***** RAW RECORDS *****
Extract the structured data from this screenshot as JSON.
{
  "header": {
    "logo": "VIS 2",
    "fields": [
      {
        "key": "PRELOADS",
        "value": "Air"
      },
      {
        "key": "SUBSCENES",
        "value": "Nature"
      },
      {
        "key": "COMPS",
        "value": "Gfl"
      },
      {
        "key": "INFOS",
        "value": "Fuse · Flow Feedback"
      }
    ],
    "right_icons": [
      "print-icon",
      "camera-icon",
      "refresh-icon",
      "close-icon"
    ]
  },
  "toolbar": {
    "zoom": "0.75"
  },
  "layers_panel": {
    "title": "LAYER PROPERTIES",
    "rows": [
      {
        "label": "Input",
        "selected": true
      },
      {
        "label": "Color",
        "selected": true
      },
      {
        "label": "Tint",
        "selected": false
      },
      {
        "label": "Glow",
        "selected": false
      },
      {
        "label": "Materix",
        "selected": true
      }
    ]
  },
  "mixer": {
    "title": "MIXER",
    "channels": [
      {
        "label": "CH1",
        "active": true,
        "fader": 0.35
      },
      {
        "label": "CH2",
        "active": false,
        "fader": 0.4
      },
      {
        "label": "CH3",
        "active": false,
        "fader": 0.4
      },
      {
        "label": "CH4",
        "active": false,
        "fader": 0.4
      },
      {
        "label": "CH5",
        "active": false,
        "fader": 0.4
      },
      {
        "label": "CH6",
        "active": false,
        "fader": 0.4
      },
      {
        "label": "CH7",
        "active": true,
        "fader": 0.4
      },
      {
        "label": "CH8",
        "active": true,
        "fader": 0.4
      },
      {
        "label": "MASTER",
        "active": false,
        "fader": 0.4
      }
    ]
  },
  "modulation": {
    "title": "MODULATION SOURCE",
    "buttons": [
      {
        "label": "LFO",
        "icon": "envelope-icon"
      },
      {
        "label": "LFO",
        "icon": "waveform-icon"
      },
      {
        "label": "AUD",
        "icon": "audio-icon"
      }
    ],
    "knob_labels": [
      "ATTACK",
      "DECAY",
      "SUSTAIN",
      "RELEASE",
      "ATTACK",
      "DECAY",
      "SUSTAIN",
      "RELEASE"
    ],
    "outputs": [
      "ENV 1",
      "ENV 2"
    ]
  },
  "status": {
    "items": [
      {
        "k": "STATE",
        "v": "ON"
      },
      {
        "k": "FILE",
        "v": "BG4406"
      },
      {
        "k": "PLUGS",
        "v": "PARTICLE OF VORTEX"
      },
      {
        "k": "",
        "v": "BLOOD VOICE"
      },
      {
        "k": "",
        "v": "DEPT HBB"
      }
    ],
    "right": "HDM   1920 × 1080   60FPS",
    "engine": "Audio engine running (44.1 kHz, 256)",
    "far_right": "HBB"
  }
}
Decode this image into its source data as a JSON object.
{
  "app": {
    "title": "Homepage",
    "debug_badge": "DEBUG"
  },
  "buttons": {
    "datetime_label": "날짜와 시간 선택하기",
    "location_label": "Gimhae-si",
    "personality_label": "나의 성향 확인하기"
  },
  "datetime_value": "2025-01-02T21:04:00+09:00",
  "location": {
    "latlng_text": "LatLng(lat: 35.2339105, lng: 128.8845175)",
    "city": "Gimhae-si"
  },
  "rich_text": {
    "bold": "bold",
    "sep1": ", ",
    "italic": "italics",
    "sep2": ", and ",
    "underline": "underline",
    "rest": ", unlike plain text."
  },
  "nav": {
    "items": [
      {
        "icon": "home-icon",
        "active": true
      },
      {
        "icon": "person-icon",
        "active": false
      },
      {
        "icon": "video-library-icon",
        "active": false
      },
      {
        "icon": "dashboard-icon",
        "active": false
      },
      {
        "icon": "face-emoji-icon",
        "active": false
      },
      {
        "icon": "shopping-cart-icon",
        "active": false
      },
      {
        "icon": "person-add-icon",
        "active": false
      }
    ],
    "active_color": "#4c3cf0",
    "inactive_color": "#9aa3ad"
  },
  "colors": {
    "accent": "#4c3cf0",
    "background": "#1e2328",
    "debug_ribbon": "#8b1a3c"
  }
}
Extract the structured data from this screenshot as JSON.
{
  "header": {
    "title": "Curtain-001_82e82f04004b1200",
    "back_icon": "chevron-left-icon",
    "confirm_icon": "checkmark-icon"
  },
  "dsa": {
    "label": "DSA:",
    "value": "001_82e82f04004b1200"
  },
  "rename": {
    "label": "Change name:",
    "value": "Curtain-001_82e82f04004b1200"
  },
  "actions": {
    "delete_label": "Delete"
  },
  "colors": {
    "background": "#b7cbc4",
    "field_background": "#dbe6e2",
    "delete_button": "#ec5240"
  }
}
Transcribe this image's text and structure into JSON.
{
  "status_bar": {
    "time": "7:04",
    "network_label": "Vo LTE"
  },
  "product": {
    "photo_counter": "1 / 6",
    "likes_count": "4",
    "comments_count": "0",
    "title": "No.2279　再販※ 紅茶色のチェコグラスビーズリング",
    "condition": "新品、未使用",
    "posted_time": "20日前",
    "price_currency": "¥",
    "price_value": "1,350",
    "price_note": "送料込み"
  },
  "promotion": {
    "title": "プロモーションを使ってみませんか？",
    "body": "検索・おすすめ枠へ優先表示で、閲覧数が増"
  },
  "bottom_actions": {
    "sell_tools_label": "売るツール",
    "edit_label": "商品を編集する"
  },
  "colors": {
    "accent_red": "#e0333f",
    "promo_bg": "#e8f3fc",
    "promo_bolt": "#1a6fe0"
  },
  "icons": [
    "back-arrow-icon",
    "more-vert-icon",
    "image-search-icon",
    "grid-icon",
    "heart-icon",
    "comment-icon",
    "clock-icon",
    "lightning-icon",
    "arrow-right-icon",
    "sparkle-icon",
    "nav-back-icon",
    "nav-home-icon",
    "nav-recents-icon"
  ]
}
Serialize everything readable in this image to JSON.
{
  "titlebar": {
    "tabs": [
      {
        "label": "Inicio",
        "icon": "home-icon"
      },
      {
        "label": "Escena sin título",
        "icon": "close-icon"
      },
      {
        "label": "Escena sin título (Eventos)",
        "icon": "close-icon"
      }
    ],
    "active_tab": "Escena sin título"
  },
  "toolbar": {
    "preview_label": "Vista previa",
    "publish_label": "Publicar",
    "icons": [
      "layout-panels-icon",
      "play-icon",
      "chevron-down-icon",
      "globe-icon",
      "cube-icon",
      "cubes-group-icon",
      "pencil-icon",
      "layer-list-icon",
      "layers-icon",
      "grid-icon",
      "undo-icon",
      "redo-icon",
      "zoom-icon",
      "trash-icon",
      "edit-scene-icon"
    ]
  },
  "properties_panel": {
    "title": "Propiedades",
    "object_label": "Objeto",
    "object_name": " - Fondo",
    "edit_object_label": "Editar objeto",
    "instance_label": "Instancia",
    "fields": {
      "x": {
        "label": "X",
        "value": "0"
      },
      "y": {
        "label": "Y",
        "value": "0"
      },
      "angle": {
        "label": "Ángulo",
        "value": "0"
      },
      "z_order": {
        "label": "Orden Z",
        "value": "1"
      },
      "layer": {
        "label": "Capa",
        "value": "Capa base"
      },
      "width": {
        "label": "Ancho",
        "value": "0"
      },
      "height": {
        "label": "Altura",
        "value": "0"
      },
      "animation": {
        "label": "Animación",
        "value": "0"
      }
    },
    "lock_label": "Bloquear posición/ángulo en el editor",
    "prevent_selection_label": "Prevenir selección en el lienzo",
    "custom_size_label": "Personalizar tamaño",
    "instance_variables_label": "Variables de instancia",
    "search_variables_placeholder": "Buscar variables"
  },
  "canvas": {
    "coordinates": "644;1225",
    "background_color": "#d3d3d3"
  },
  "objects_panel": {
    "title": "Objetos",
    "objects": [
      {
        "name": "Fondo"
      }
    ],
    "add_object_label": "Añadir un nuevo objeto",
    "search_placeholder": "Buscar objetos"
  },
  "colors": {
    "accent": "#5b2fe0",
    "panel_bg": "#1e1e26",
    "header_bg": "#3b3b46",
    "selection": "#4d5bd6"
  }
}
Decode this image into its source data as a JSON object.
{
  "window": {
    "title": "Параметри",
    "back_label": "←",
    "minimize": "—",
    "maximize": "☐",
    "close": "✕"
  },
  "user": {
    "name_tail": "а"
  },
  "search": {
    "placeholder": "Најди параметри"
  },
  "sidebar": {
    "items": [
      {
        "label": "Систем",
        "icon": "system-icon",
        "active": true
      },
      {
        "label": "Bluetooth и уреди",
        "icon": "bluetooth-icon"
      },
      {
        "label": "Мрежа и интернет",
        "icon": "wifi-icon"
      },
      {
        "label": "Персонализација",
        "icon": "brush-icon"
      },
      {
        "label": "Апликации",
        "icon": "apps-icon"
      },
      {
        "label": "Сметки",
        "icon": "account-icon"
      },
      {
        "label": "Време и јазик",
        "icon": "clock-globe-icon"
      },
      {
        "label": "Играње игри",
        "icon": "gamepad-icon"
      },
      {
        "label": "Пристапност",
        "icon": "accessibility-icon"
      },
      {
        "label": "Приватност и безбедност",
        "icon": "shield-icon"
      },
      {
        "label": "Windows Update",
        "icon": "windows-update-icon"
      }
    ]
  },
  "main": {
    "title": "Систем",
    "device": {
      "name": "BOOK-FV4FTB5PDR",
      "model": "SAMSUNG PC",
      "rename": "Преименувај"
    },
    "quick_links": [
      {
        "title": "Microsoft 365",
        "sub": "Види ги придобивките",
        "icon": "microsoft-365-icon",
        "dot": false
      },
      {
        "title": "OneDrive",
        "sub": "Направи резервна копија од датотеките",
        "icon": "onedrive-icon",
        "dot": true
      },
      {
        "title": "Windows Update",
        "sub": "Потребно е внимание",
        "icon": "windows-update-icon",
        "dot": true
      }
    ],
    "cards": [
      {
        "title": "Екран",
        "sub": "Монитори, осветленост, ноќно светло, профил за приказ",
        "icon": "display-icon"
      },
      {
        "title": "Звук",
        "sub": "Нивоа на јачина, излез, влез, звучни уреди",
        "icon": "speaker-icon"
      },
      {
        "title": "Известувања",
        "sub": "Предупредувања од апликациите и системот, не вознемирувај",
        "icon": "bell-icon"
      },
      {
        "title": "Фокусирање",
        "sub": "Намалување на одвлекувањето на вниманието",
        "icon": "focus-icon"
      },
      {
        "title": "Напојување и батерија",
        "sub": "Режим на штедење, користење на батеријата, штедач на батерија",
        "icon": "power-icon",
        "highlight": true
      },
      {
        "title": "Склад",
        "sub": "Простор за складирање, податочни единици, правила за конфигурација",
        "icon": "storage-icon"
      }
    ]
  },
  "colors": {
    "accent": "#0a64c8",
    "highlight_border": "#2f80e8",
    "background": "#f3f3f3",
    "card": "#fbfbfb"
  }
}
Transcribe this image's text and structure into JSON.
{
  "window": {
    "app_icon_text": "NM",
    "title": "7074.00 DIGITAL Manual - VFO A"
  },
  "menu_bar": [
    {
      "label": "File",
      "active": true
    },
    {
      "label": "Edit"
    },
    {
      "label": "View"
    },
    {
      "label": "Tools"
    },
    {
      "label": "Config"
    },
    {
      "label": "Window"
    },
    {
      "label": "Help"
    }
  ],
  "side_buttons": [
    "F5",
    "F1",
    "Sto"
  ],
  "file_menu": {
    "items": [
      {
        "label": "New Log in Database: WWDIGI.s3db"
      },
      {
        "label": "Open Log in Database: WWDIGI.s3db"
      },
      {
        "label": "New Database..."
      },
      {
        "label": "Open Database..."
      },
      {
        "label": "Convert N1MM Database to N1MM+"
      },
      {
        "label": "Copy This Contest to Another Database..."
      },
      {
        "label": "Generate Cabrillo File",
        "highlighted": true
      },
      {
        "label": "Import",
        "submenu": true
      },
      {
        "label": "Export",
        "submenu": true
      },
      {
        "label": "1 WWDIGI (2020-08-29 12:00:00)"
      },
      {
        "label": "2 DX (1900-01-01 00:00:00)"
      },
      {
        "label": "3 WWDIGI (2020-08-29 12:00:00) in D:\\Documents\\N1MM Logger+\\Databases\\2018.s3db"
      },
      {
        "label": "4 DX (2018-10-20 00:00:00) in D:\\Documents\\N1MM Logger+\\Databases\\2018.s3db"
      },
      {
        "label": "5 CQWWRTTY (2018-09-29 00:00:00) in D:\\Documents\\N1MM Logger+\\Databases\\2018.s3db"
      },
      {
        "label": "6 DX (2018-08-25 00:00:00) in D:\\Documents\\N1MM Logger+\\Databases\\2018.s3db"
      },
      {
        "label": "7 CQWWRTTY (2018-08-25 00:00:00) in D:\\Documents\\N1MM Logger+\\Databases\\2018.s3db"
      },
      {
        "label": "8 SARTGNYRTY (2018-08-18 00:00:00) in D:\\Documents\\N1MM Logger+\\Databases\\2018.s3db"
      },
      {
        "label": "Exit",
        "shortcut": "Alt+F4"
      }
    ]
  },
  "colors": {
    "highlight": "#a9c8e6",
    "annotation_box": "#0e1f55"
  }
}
*****
TASK DIRECTIONS:
Copy down every line of the entries containing the word "título".

FINISHED TASK:
        "label": "Escena sin título",
        "label": "Escena sin título (Eventos)",
    "active_tab": "Escena sin título"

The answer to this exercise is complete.